■ WORK ITEM
If a line in the listing includes the word "major", copy it out.

::::::

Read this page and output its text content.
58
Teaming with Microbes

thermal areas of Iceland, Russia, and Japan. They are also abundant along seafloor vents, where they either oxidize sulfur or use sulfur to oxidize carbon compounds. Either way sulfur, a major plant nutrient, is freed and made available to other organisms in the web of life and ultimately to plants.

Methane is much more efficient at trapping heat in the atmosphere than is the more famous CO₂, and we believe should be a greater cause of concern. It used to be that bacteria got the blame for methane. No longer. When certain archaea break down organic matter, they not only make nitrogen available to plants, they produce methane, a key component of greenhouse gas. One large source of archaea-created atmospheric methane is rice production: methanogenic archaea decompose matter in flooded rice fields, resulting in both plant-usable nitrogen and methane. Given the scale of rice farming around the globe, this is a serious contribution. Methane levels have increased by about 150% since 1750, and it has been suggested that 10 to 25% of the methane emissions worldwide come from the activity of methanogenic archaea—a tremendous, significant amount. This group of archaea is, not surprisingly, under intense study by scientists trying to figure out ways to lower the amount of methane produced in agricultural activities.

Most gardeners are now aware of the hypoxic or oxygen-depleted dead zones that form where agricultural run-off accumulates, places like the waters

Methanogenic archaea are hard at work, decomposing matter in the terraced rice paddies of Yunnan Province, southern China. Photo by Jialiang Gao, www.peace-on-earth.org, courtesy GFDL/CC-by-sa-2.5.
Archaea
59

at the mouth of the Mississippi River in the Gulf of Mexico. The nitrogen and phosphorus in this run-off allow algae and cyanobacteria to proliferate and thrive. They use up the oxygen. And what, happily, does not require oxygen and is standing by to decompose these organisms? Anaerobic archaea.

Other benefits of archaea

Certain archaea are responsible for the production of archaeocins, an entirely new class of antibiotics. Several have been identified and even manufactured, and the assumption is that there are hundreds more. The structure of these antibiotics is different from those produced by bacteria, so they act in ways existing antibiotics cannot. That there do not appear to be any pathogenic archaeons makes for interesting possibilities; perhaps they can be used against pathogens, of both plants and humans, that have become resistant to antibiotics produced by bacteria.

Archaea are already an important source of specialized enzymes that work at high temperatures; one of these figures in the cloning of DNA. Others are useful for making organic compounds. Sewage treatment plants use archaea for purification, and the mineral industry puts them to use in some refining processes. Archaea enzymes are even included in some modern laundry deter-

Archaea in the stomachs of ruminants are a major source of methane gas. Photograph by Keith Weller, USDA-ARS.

::::::

■ TASK OUTPUT
thermal areas of Iceland, Russia, and Japan. They are also abundant along seafloor vents, where they either oxidize sulfur or use sulfur to oxidize carbon compounds. Either way sulfur, a major plant nutrient, is freed and made available to other organisms in the web of life and ultimately to plants.
Archaea in the stomachs of ruminants are a major source of methane gas. Photograph by Keith Weller, USDA-ARS.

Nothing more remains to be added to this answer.